:: Supplied records

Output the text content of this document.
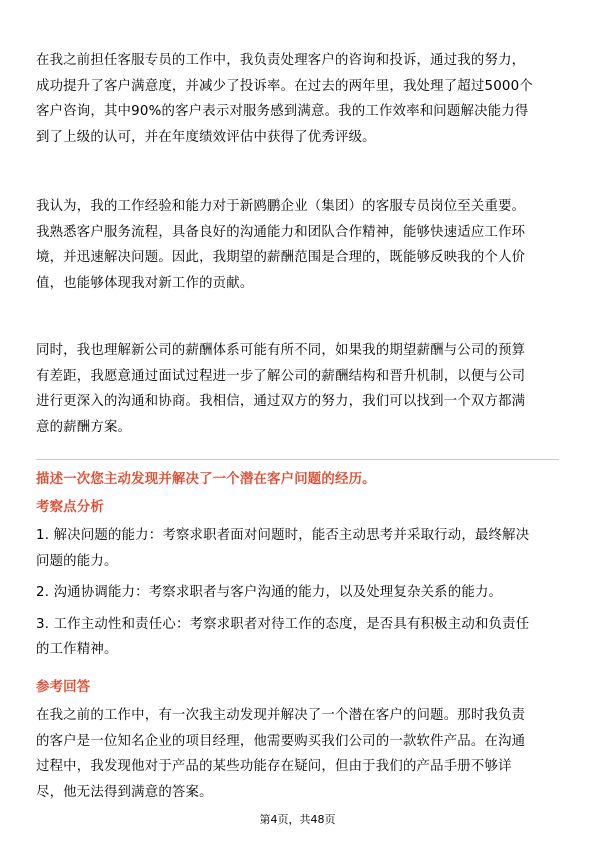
在我之前担任客服专员的工作中，我负责处理客户的咨询和投诉，通过我的努力，
成功提升了客户满意度，并减少了投诉率。在过去的两年里，我处理了超过5000个
客户咨询，其中90%的客户表示对服务感到满意。我的工作效率和问题解决能力得
到了上级的认可，并在年度绩效评估中获得了优秀评级。
我认为，我的工作经验和能力对于新鸥鹏企业（集团）的客服专员岗位至关重要。
我熟悉客户服务流程，具备良好的沟通能力和团队合作精神，能够快速适应工作环
境，并迅速解决问题。因此，我期望的薪酬范围是合理的，既能够反映我的个人价
值，也能够体现我对新工作的贡献。
同时，我也理解新公司的薪酬体系可能有所不同，如果我的期望薪酬与公司的预算
有差距，我愿意通过面试过程进一步了解公司的薪酬结构和晋升机制，以便与公司
进行更深入的沟通和协商。我相信，通过双方的努力，我们可以找到一个双方都满
意的薪酬方案。
描述一次您主动发现并解决了一个潜在客户问题的经历。
考察点分析
1. 解决问题的能力：考察求职者面对问题时，能否主动思考并采取行动，最终解决
问题的能力。
2. 沟通协调能力：考察求职者与客户沟通的能力，以及处理复杂关系的能力。
3. 工作主动性和责任心：考察求职者对待工作的态度，是否具有积极主动和负责任
的工作精神。
参考回答
在我之前的工作中，有一次我主动发现并解决了一个潜在客户的问题。那时我负责
的客户是一位知名企业的项目经理，他需要购买我们公司的一款软件产品。在沟通
过程中，我发现他对于产品的某些功能存在疑问，但由于我们的产品手册不够详
尽，他无法得到满意的答案。
第4页，共48页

::::

The records above need to be restated word for word, with the pictures left out.

▶ Task answer:
Output the text content of this document.
在我之前担任客服专员的工作中，我负责处理客户的咨询和投诉，通过我的努力，
成功提升了客户满意度，并减少了投诉率。在过去的两年里，我处理了超过5000个
客户咨询，其中90%的客户表示对服务感到满意。我的工作效率和问题解决能力得
到了上级的认可，并在年度绩效评估中获得了优秀评级。
我认为，我的工作经验和能力对于新鸥鹏企业（集团）的客服专员岗位至关重要。
我熟悉客户服务流程，具备良好的沟通能力和团队合作精神，能够快速适应工作环
境，并迅速解决问题。因此，我期望的薪酬范围是合理的，既能够反映我的个人价
值，也能够体现我对新工作的贡献。
同时，我也理解新公司的薪酬体系可能有所不同，如果我的期望薪酬与公司的预算
有差距，我愿意通过面试过程进一步了解公司的薪酬结构和晋升机制，以便与公司
进行更深入的沟通和协商。我相信，通过双方的努力，我们可以找到一个双方都满
意的薪酬方案。
描述一次您主动发现并解决了一个潜在客户问题的经历。
考察点分析
1. 解决问题的能力：考察求职者面对问题时，能否主动思考并采取行动，最终解决
问题的能力。
2. 沟通协调能力：考察求职者与客户沟通的能力，以及处理复杂关系的能力。
3. 工作主动性和责任心：考察求职者对待工作的态度，是否具有积极主动和负责任
的工作精神。
参考回答
在我之前的工作中，有一次我主动发现并解决了一个潜在客户的问题。那时我负责
的客户是一位知名企业的项目经理，他需要购买我们公司的一款软件产品。在沟通
过程中，我发现他对于产品的某些功能存在疑问，但由于我们的产品手册不够详
尽，他无法得到满意的答案。
第4页，共48页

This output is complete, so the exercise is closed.